(Selected text)
────────────────

Despite all the potential difficulties, working on the probate backlog also has its rewards, a DataCom staffer told Press/ON.  “Sometimes it brings the families together.  I had one decedent who had ten brothers and sisters.  All of them died before her, and the family split up.”  After the heirs were located, “I had them write a letter saying that it’s OK to give out their phone number to other family members.  They’ve gotten together, and it’s been a lot of fun for them too, because they get to know their family.”

Especially among those families whose ancestors moved off the reservation generations ago, a “lot of people don’t even know they are related, they have no idea who the decedent was that they’re inheriting from.”  On the reservation people usually know their relatives, “but the ones that are spread out” have often lost contact with their extended family.  “I’ve had some where the father was the decedent and they’ve never met their father.  Usually when I talk to people, I give them copies of the family trees” compiled while researching that probate case.

Tracking descendants across the generations can take real skill and knowledge.  “I think it’s important to find out the history of the person that you are researching.  You get to know the kind of life they had.”  The research that goes into the BIA’s probates encompasses crucial aspects of our history, “who we are as Indian people. … I think just learning who your ancestors are, if you don’t know,” is important.  “If they’re part of a probate, the BIA does do family histories for people — that’s another reason that they are backlogged.”

DataCom currently has four people working on the Bemidji Area Office’s probate backlog.  Some of the backlog cases are labor-intensive. “It takes a long time to get a probate done, it can take a year on the research part … how many descendants there are, and if you can find somebody.”  Staff at DataCom “completes two or three a week.”

One DataCom spokesman emphasized that the BIA’s probate backlog was understandable under the circumstances.  One of the main “reasons that they got so behind, is that they have to do a lot more than just probates.  They only have two probate clerks over on the realty side” of the Bemidji BIA office.  “They don’t have the necessary staff, and hopefully they’re looking to hire more employees, but it takes so long to do a probate.”

Working through the BIA’s probate backlog is a task of monumental proportions.  “It will take you longer to do it” than there is time to do the work.  “People die quicker than you can do a probate, that’s why it’s backed up, it’s not that they have done such an awful job [at the BIA].  You have to have it right to submit to a judge.  You have to have it right – if you have it wrong then probates along the line will be all wrong too, then when they finally do catch the mistake, it could be three people back, somebody was left out,” and it’s almost impossible to rectify.

DataCom has been in Bemidji since last summer.  According to their website at http://www.datacomsciences.com/, DataCom is a Native-owned company, founded by the owner, Gregg Wadley, in 1989.  The company specializes in government contracts, focusing on information technology, records management, business support, and aviation technology.  In addition to its contracting work for the BIA, the company also provides services to the Indian Health Service and other federal agencies, as well as working with tribal governments through the BIA’s “intertribal government-government agreement with the tribes. … in the area where the tribes have taken the initiative under tribal self-determination, and DataCom provides staff.  They comply with the BIA requirements, to follow their federal rules, which have been strongly influenced by the Cobell v. Norton case.”

────────────────

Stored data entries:
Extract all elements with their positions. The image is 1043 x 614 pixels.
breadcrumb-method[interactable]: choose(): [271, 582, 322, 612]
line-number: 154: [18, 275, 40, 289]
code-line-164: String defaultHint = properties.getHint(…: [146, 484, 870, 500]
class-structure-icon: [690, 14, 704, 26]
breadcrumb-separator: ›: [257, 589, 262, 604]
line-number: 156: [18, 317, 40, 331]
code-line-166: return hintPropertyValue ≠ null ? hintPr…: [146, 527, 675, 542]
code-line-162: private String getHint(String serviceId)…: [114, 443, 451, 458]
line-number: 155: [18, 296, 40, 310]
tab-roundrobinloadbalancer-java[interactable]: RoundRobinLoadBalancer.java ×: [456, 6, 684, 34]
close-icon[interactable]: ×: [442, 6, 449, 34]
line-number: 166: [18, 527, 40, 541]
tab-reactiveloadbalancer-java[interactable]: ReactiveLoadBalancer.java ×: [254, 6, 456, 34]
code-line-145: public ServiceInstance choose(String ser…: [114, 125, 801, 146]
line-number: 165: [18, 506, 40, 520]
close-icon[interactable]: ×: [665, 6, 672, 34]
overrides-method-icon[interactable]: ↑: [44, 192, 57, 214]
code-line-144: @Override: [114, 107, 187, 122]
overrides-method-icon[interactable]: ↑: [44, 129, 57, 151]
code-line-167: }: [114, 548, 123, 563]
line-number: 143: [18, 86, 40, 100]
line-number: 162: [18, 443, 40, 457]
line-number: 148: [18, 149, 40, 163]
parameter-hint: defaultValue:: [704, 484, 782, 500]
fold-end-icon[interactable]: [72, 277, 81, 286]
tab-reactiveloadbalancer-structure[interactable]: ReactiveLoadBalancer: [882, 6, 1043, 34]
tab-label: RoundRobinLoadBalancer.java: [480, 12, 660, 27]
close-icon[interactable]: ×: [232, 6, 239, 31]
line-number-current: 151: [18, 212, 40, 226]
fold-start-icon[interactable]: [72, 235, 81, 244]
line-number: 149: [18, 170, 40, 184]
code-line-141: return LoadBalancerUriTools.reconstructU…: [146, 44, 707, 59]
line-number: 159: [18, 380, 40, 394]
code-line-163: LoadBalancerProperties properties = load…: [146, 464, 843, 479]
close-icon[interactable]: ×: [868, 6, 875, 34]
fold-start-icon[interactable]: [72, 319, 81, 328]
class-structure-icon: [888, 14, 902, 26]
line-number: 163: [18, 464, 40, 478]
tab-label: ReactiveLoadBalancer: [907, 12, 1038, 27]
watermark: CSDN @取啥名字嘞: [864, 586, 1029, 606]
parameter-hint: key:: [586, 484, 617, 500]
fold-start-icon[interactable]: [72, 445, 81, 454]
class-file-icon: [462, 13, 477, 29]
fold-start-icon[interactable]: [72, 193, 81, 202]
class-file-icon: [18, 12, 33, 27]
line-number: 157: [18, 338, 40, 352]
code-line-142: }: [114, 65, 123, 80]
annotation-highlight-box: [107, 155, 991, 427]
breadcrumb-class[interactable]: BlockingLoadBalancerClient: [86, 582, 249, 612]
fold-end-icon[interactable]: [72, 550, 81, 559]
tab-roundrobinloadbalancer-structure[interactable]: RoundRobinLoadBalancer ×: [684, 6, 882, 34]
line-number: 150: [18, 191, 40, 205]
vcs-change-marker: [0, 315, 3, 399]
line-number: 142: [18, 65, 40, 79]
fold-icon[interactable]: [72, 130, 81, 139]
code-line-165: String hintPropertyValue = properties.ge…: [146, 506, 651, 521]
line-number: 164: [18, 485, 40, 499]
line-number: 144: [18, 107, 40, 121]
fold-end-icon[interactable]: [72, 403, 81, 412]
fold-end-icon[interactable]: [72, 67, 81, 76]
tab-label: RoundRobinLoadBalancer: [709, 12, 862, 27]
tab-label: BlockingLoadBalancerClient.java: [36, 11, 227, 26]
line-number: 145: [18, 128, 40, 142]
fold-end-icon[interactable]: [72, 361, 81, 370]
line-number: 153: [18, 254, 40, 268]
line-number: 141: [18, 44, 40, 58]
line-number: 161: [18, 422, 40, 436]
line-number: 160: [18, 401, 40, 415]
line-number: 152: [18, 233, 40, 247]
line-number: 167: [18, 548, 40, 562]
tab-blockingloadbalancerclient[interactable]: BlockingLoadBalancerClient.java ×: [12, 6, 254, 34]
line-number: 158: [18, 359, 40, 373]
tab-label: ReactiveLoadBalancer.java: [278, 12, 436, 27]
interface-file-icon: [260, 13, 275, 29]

────────────────

(Check your understanding)
(1) Copy the passage of the probate backlog article starting at "Especially among those" and ending at "that probate case.".
(2) Condense the paragraph of the probate backlog article that begins "DataCom currently has four people" into a bulleted list that keeps its main facts.

(Results for the exercise)
(1)
Especially among those families whose ancestors moved off the reservation generations ago, a “lot of people don’t even know they are related, they have no idea who the decedent was that they’re inheriting from.”  On the reservation people usually know their relatives, “but the ones that are spread out” have often lost contact with their extended family.  “I’ve had some where the father was the decedent and they’ve never met their father.  Usually when I talk to people, I give them copies of the family trees” compiled while researching that probate case.

(2)
- Four DataCom staff currently work on the Bemidji Area Office's probate backlog.
- Some of the backlog cases are labor-intensive.
- The research part of a probate can take a year, depending on how many descendants there are and whether they can be found.
- DataCom staff complete two or three probates a week.